> The exercise
Go through the data below line by line and count those containing the word "JSON". Reply with the count only.

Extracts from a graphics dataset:
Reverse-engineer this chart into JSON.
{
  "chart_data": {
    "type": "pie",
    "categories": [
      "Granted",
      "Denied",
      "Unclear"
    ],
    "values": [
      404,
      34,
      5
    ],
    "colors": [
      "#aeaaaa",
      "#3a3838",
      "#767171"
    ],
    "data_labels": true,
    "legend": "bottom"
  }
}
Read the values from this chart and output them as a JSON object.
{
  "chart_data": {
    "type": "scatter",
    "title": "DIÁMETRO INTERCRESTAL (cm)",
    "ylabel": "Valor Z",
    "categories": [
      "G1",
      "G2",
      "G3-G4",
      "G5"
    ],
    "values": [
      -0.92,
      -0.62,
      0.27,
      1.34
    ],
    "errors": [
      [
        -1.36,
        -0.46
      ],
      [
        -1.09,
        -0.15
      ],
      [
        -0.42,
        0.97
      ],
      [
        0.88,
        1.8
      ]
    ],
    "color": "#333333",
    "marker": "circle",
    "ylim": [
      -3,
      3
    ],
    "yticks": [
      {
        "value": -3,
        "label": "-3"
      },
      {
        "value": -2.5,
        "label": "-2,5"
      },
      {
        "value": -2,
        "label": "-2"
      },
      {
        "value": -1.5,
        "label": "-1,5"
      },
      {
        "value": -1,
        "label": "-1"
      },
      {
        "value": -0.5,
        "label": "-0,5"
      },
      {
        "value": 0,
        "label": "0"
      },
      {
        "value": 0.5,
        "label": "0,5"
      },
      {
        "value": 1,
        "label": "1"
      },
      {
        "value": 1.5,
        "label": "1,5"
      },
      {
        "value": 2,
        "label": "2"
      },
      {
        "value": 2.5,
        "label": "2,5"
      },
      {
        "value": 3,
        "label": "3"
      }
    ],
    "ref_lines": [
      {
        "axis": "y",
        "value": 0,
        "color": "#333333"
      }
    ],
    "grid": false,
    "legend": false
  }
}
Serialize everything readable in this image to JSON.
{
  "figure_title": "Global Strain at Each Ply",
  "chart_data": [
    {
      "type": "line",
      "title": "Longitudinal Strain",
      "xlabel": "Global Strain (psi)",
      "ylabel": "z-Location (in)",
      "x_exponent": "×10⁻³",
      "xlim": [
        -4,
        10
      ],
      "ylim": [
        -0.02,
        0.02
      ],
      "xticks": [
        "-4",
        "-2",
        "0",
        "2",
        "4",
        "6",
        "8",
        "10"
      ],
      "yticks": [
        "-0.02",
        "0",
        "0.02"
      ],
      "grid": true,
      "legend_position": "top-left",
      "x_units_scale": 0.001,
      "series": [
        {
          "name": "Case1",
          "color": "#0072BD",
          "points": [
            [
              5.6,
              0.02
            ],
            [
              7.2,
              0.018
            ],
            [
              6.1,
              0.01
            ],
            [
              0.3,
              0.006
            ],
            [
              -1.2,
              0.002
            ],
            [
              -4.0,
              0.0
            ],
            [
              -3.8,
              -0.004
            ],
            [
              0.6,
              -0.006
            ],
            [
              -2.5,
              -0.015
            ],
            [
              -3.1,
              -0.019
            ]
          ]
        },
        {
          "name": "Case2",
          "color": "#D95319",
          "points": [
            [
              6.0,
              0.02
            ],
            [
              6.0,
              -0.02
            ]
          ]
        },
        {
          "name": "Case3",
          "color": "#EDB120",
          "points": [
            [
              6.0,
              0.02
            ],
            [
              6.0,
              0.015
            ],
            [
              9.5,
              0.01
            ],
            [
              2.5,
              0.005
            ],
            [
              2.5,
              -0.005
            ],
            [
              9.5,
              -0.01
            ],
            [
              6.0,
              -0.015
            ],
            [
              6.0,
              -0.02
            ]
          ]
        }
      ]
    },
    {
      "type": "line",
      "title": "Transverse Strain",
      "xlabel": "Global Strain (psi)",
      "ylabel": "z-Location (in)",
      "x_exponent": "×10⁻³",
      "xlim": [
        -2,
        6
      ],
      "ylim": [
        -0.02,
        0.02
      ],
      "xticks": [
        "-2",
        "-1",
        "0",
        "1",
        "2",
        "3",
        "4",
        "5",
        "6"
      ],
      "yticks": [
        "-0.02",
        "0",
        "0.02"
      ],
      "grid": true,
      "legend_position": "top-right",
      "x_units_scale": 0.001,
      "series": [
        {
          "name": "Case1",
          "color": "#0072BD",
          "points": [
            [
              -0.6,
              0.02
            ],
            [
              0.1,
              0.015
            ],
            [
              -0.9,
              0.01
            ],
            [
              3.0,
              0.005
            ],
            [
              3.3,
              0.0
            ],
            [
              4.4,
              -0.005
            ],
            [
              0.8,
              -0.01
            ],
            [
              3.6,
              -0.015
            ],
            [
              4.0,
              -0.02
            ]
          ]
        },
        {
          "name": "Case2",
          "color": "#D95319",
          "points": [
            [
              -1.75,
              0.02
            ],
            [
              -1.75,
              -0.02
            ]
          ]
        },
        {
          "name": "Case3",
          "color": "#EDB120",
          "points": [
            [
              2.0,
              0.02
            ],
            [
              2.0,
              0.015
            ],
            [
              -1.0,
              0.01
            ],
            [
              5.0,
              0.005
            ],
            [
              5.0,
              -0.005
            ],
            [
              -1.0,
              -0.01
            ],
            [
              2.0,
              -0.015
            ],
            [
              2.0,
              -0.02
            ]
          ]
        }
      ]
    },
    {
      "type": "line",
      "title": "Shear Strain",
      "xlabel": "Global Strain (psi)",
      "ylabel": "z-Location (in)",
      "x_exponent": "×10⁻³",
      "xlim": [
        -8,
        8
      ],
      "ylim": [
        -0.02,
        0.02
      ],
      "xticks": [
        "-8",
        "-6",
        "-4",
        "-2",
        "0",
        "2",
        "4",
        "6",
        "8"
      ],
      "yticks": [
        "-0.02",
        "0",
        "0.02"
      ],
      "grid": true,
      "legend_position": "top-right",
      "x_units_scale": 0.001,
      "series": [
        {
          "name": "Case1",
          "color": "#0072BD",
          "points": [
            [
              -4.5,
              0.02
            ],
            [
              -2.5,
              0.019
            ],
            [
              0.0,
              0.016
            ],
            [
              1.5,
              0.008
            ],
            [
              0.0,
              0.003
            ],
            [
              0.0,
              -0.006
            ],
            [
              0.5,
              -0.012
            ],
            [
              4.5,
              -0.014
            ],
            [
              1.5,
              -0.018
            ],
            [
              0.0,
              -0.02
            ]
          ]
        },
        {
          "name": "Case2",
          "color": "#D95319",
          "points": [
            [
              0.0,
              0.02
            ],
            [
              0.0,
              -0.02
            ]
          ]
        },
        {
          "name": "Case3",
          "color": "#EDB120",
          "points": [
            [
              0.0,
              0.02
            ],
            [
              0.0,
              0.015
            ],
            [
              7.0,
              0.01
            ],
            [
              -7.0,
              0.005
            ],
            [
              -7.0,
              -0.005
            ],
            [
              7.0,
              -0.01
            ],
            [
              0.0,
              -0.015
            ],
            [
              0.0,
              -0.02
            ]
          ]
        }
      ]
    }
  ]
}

> Final result
3